### Exercise brief
Find every line of the items that contains the string "name" and copy each one.
##### Input data #####
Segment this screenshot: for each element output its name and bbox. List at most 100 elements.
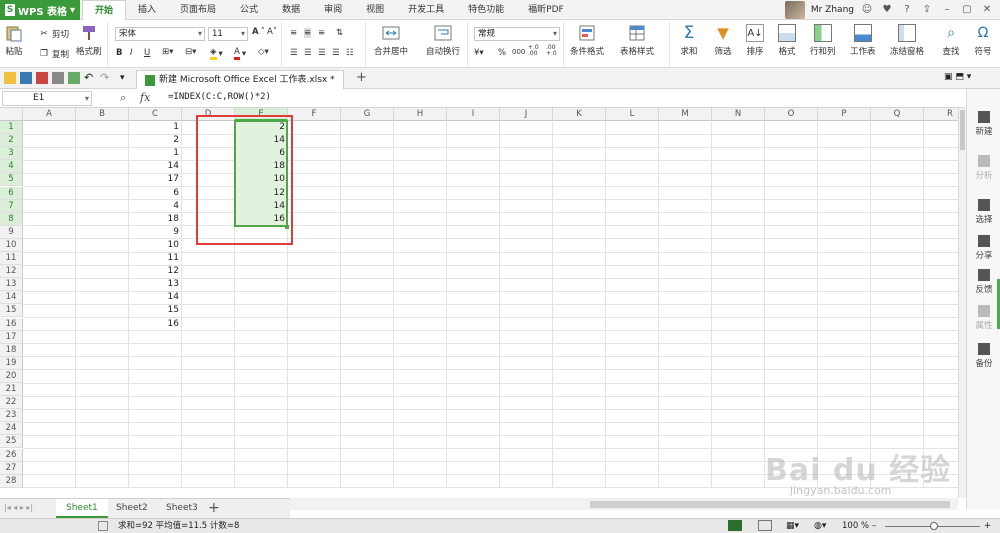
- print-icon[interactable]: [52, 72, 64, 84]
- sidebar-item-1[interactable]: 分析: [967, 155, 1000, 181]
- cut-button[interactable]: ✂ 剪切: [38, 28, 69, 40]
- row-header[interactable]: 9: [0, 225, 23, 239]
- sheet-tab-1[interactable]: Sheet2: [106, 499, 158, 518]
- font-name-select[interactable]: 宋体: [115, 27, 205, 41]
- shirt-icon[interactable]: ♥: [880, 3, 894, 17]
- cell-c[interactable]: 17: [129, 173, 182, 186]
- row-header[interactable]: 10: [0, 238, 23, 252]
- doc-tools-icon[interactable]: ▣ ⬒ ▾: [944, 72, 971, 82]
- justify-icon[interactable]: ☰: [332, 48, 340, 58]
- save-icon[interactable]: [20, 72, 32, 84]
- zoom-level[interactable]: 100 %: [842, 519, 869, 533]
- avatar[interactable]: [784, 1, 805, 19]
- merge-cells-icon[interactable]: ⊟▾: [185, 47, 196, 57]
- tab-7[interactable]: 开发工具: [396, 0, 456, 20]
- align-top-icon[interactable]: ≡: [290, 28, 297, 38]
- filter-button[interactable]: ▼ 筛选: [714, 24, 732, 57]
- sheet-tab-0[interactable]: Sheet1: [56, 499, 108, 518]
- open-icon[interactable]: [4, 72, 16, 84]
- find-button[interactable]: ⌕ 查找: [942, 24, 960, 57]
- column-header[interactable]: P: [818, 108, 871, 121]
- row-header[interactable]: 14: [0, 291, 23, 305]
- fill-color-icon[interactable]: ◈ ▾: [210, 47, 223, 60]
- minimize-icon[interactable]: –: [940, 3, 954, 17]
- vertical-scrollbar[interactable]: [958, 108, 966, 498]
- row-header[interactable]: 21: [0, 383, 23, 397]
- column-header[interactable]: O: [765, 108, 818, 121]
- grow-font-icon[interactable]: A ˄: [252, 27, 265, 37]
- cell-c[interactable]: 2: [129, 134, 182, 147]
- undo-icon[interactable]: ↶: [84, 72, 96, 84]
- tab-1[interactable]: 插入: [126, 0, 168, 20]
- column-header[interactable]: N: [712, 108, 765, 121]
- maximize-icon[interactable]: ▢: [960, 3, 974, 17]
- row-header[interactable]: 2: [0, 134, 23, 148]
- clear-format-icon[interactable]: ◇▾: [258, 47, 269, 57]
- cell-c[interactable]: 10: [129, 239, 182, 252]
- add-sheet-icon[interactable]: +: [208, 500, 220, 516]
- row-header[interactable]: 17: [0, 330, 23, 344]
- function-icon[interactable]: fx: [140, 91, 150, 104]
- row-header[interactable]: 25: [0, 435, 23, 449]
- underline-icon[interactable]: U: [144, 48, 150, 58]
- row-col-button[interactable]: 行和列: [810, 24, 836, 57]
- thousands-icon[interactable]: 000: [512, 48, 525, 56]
#####
### Output of the task
Segment this screenshot: for each element output its name and bbox. List at most 100 elements.
- font-name-select[interactable]: 宋体: [115, 27, 205, 41]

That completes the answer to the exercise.